## STATED TASK
Where a line holds the string "costante", return that line.

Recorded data
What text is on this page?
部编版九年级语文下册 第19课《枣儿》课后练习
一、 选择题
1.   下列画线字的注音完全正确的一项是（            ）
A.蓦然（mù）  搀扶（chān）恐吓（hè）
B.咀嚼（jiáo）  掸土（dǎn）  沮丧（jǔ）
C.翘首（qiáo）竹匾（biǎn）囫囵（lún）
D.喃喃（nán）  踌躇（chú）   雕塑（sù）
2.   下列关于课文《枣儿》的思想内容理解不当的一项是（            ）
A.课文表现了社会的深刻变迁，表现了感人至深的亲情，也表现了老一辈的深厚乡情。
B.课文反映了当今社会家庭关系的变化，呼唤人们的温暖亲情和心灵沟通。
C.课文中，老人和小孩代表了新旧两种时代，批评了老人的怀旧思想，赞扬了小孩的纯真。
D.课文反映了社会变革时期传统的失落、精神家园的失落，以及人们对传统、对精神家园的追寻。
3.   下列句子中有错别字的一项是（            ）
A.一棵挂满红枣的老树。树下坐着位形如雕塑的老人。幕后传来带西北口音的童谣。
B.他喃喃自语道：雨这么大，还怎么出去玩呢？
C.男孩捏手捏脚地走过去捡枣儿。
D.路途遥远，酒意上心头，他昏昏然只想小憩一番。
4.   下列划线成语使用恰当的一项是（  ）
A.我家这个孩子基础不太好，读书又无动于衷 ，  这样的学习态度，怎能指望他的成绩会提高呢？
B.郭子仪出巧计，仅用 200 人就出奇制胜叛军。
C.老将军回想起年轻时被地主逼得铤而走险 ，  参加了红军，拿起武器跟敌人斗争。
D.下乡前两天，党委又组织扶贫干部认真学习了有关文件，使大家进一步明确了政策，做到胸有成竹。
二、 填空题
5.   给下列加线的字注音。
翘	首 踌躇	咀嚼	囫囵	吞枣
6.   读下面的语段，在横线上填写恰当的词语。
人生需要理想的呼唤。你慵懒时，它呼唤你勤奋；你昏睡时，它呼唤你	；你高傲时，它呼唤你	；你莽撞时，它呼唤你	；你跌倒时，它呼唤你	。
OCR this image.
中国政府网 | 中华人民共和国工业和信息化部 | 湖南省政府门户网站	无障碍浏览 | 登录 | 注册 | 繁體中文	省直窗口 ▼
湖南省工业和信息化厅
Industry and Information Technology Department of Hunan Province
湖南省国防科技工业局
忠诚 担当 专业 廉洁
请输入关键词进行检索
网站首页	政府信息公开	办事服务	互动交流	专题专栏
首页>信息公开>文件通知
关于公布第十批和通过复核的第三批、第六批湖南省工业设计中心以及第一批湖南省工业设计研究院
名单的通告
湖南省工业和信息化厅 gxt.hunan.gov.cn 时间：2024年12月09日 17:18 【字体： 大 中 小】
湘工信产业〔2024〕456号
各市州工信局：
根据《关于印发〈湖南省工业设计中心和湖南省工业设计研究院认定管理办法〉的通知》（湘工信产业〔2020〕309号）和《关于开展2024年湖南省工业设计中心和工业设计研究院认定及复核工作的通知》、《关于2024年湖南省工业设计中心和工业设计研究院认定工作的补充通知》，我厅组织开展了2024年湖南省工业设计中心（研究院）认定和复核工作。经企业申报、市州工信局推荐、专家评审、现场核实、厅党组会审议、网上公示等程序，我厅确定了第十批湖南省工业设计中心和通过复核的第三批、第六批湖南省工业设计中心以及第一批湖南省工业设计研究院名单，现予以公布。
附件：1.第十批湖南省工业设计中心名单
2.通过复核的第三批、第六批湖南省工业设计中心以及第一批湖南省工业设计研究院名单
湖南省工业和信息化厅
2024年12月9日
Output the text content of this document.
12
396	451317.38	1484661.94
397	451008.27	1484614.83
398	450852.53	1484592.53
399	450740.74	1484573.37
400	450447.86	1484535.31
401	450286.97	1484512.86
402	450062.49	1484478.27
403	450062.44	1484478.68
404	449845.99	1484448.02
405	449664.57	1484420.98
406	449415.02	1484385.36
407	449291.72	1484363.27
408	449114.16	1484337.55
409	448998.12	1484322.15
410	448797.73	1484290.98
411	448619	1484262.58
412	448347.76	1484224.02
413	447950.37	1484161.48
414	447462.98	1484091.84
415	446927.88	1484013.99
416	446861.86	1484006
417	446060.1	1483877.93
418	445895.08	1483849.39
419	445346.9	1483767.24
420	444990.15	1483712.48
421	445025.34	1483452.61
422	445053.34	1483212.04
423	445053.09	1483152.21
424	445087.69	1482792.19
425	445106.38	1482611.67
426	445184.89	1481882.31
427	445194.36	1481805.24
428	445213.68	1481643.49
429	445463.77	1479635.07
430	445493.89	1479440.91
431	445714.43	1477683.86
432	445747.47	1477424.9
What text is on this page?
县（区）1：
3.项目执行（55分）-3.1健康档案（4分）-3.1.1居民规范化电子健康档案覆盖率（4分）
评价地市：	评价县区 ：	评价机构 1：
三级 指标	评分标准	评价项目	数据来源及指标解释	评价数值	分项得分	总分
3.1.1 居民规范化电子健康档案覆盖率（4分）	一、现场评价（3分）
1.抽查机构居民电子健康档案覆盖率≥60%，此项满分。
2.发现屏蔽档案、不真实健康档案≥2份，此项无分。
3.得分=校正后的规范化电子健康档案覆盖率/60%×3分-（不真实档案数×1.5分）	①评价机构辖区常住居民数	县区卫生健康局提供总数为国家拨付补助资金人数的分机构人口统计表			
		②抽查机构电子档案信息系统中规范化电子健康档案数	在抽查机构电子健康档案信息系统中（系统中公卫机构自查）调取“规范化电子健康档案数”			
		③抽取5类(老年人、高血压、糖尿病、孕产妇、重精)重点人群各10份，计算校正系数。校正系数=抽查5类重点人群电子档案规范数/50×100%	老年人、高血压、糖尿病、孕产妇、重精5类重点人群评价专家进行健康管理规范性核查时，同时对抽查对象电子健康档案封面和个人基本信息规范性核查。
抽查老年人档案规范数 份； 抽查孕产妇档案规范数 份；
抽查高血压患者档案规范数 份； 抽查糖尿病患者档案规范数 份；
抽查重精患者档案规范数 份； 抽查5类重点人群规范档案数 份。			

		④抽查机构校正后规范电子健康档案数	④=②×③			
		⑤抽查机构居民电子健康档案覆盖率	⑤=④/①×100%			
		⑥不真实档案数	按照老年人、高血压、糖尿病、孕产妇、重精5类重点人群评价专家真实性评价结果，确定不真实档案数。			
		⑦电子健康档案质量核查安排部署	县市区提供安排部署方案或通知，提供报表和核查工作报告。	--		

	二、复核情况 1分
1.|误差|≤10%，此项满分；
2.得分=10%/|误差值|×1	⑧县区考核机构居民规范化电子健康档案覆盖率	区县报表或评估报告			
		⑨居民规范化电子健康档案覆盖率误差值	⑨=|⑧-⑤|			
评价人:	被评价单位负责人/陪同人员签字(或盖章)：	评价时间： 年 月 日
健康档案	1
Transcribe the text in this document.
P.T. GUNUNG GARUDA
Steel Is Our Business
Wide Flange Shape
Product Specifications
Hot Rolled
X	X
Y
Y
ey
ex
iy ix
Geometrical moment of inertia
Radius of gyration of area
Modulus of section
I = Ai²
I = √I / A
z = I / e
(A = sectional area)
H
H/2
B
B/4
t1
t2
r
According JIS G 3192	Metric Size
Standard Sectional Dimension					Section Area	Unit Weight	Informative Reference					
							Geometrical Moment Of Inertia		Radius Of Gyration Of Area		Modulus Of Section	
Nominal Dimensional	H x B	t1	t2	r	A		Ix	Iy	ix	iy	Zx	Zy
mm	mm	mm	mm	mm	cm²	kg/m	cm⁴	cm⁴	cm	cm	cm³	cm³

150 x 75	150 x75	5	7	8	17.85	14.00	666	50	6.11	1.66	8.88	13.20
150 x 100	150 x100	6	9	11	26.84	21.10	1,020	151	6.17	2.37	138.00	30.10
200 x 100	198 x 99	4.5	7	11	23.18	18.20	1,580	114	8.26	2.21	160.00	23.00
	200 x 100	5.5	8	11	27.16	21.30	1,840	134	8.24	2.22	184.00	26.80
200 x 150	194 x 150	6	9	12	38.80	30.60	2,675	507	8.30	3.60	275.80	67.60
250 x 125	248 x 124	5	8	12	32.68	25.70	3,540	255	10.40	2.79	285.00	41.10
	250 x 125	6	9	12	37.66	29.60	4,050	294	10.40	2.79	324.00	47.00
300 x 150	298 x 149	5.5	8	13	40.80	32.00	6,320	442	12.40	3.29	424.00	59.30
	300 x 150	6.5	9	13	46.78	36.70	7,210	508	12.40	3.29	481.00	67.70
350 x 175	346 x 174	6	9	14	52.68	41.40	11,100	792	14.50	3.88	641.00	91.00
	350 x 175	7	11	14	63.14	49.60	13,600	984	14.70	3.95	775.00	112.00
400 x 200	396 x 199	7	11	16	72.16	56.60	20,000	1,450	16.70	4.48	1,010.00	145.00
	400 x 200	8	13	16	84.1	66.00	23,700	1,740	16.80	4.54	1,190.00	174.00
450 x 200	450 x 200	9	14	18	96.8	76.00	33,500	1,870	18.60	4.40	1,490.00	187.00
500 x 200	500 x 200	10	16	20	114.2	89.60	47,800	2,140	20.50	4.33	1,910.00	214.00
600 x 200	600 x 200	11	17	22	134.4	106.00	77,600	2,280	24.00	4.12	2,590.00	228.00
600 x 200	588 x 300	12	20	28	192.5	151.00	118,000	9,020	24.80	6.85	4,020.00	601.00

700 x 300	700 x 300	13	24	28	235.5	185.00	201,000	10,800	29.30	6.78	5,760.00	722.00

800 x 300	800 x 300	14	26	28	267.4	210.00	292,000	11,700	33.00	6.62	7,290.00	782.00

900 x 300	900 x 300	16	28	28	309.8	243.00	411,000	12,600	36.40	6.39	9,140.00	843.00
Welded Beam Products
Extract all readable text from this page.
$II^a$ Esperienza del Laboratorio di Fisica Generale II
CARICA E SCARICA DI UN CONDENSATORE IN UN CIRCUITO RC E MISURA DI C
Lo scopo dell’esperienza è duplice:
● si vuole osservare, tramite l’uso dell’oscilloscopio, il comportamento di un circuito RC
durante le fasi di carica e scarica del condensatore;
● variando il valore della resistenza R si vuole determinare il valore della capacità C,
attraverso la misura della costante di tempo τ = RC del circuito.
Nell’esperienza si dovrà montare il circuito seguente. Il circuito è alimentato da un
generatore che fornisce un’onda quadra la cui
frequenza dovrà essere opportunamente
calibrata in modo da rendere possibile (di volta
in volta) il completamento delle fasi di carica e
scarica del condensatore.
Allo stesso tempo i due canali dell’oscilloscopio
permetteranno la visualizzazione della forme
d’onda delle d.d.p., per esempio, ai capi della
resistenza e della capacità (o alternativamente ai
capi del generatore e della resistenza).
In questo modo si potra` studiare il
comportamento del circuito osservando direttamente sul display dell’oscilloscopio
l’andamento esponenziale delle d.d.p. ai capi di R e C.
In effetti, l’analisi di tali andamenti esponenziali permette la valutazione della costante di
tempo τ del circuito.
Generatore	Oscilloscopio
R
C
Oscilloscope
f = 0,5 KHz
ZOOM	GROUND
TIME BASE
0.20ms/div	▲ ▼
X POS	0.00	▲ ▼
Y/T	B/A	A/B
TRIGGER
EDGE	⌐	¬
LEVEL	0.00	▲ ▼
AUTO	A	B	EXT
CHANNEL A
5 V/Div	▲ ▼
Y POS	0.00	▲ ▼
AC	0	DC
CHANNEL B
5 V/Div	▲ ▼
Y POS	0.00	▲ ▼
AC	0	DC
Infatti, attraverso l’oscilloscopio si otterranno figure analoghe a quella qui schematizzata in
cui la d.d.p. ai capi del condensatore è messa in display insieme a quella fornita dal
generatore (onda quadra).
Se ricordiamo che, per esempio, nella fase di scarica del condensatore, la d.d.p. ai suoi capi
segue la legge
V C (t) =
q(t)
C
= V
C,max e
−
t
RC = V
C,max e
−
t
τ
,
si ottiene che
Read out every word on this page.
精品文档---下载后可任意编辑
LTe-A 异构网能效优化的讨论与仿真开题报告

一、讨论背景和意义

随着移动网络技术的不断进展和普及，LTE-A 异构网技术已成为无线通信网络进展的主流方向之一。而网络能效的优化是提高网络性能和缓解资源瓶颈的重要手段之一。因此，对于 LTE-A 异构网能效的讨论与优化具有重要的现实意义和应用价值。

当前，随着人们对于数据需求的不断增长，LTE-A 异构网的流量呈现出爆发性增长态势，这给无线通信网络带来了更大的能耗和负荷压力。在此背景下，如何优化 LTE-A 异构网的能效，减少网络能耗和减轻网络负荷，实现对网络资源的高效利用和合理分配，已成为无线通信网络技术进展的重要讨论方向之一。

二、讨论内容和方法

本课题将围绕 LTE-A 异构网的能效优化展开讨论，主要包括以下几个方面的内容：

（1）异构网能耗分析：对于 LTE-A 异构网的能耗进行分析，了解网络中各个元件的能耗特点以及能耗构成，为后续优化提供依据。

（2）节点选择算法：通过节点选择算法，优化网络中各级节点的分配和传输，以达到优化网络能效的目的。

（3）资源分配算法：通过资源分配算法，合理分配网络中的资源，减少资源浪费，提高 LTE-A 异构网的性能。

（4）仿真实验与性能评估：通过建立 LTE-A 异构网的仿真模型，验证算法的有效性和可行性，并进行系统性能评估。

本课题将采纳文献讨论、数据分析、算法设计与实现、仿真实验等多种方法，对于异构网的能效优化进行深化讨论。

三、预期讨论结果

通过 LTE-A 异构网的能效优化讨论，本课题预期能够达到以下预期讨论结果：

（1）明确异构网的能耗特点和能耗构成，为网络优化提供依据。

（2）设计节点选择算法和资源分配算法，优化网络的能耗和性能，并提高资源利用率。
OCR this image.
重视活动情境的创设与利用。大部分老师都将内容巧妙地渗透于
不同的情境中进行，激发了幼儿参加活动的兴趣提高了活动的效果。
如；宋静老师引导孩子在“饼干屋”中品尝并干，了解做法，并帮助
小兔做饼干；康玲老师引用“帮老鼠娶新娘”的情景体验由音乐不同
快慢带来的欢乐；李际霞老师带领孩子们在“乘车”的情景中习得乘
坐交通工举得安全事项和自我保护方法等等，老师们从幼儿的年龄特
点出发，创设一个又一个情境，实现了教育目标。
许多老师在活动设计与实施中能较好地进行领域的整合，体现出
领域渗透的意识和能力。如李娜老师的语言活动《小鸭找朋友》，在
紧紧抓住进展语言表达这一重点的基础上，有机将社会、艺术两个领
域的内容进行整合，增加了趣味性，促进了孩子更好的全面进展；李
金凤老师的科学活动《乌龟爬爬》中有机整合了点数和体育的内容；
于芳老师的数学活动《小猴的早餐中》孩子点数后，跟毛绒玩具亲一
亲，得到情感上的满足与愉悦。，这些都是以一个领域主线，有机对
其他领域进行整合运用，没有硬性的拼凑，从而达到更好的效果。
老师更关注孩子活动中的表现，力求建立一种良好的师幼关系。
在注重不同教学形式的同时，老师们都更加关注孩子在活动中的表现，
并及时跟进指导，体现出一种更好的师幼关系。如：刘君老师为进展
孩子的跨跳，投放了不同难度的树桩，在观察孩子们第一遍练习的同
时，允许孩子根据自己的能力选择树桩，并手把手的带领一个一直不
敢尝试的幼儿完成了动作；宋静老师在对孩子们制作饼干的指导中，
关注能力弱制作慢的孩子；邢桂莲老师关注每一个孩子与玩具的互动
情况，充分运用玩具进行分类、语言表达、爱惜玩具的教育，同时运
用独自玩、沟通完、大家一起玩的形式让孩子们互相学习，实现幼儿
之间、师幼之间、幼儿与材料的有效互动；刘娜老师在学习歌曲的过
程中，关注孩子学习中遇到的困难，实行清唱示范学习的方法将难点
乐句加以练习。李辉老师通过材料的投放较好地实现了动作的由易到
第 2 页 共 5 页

## TASK ANSWER
attraverso la misura della costante di tempo τ = RC del circuito.
In effetti, l’analisi di tali andamenti esponenziali permette la valutazione della costante di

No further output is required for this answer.